Locate every line below that contains the word "Team" and copy it.

- - -

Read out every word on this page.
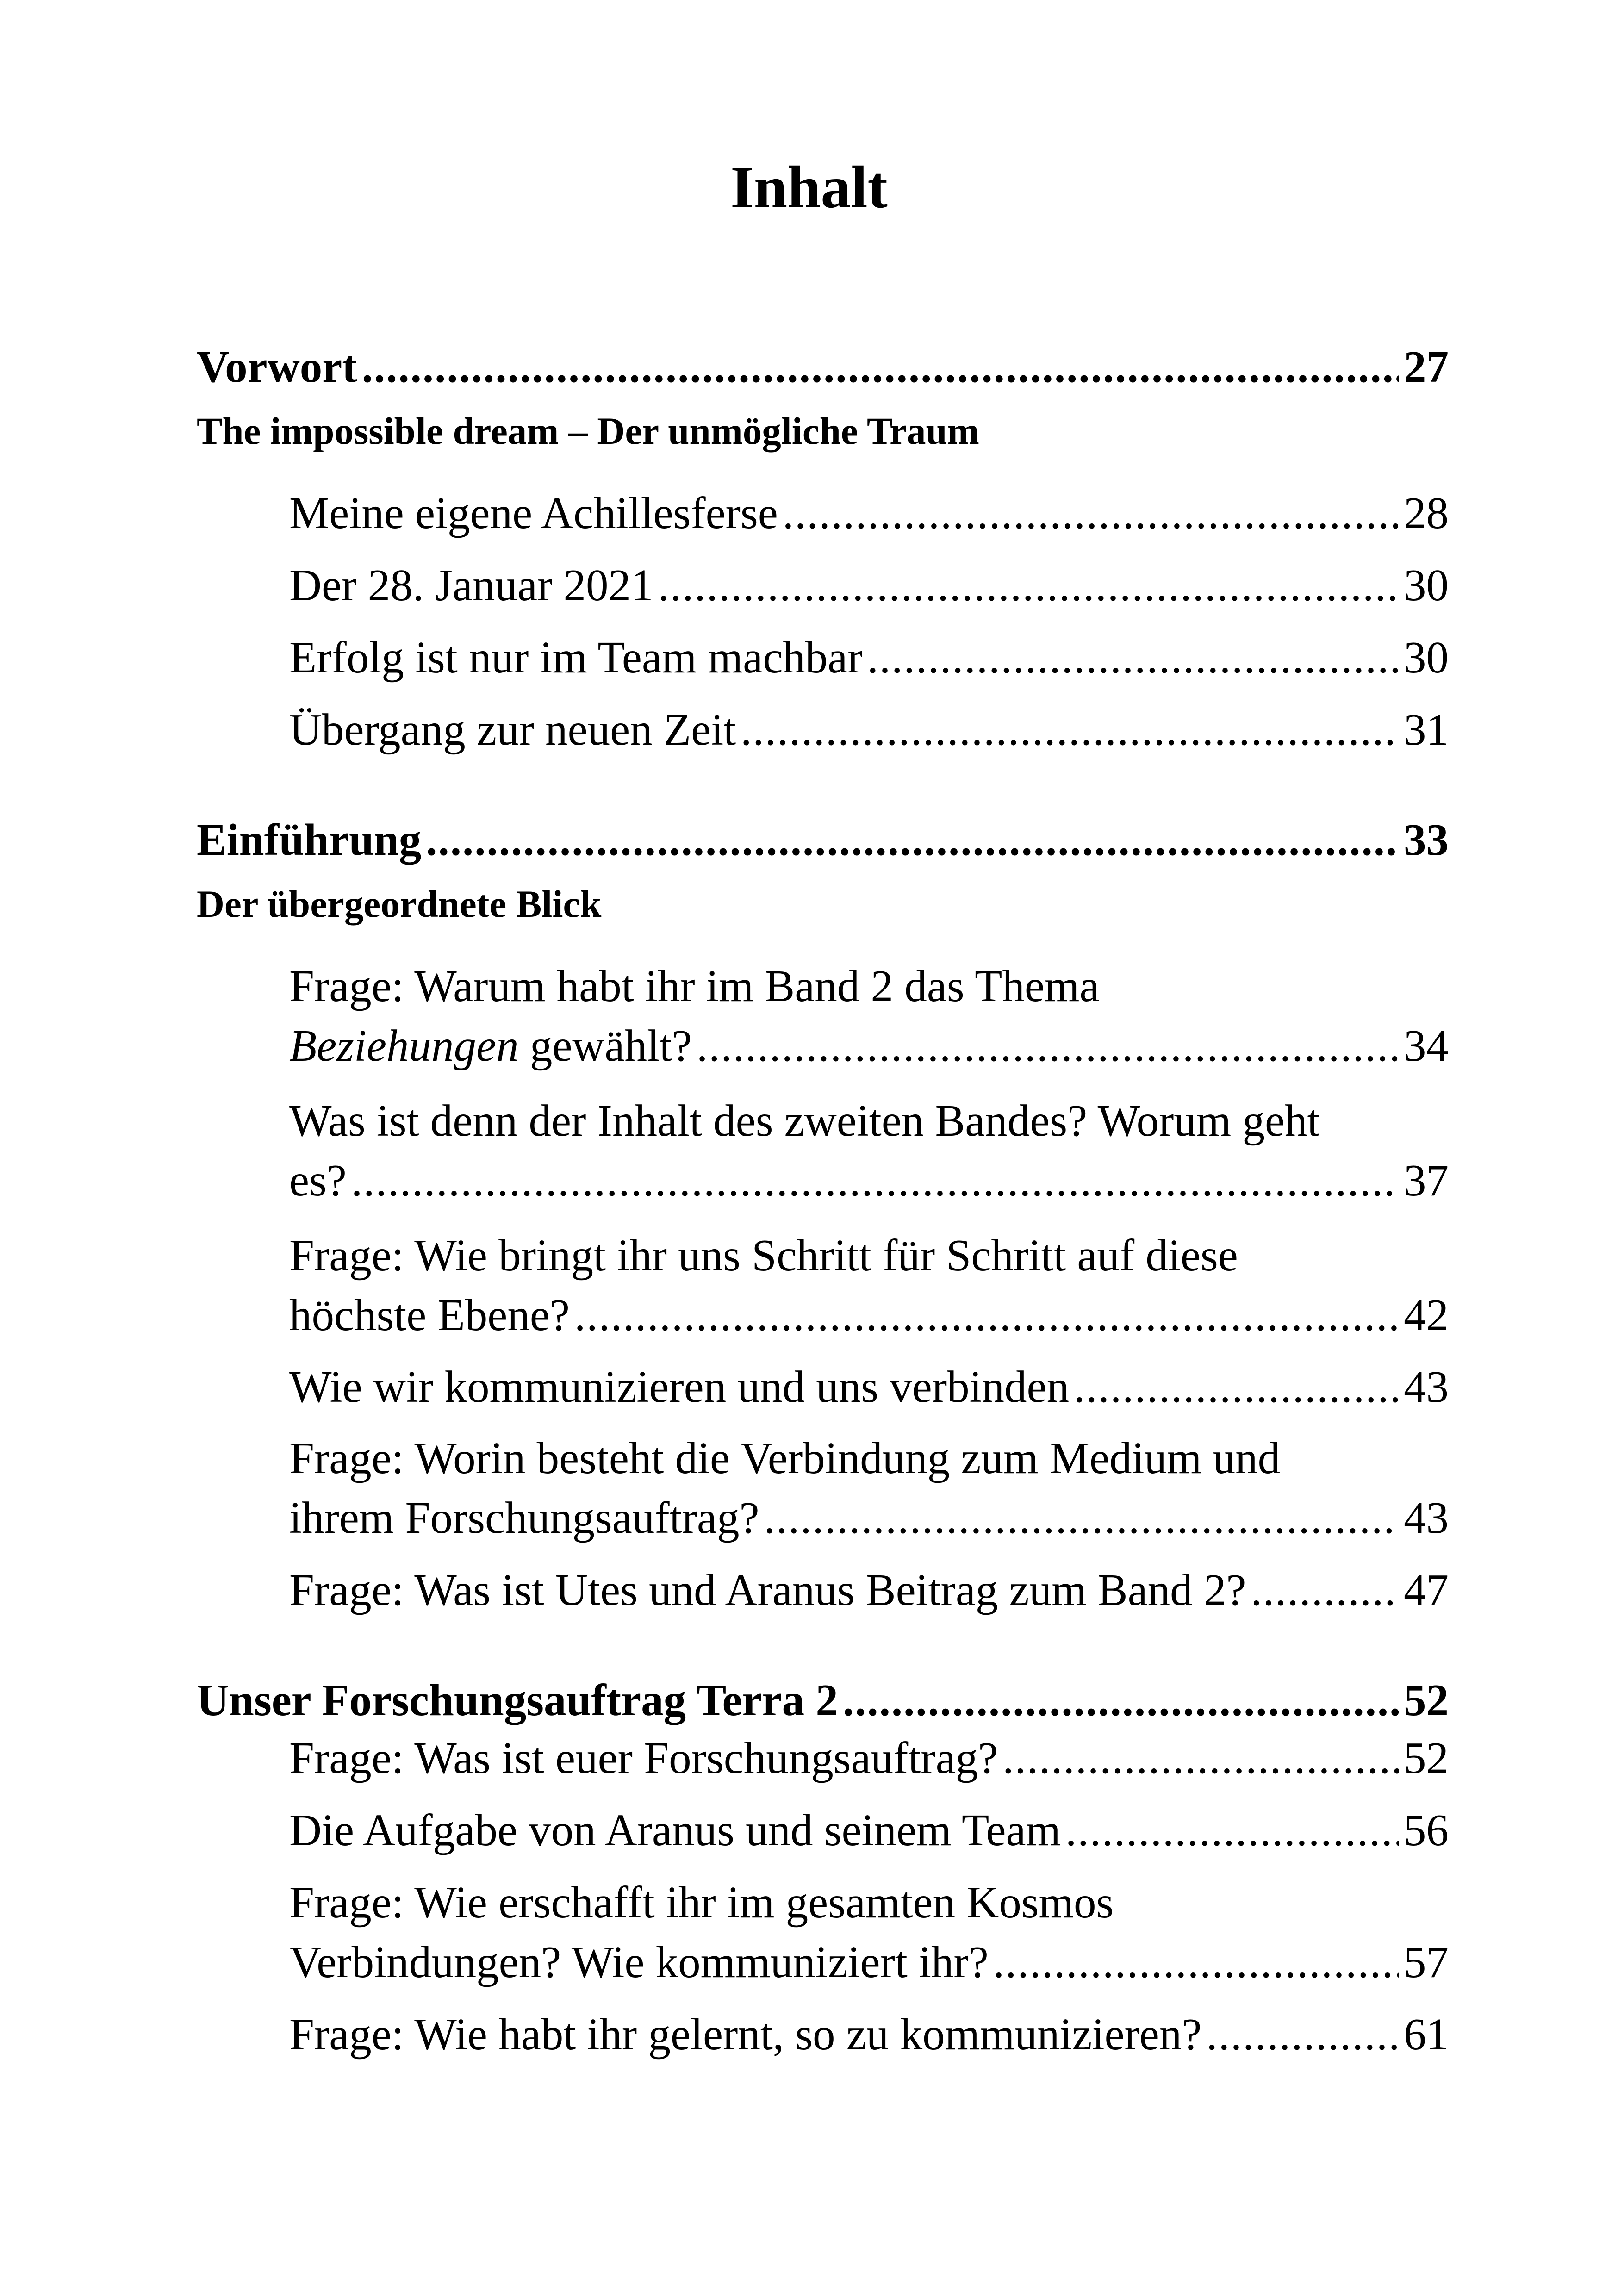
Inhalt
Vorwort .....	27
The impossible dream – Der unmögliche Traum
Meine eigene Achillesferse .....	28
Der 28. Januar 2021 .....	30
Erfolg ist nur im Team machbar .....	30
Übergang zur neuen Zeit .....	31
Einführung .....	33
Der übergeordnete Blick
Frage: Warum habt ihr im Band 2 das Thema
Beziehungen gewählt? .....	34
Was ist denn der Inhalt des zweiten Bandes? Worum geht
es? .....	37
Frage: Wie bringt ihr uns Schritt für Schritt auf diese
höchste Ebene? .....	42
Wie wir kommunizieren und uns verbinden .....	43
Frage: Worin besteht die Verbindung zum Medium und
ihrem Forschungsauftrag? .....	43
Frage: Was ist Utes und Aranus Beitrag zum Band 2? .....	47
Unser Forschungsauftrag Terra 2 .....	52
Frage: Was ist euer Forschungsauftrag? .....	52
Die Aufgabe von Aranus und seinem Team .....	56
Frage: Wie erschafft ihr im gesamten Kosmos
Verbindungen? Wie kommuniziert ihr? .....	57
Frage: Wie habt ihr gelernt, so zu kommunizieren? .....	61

- - -

Result below:
Erfolg ist nur im Team machbar .....	30
Die Aufgabe von Aranus und seinem Team .....	56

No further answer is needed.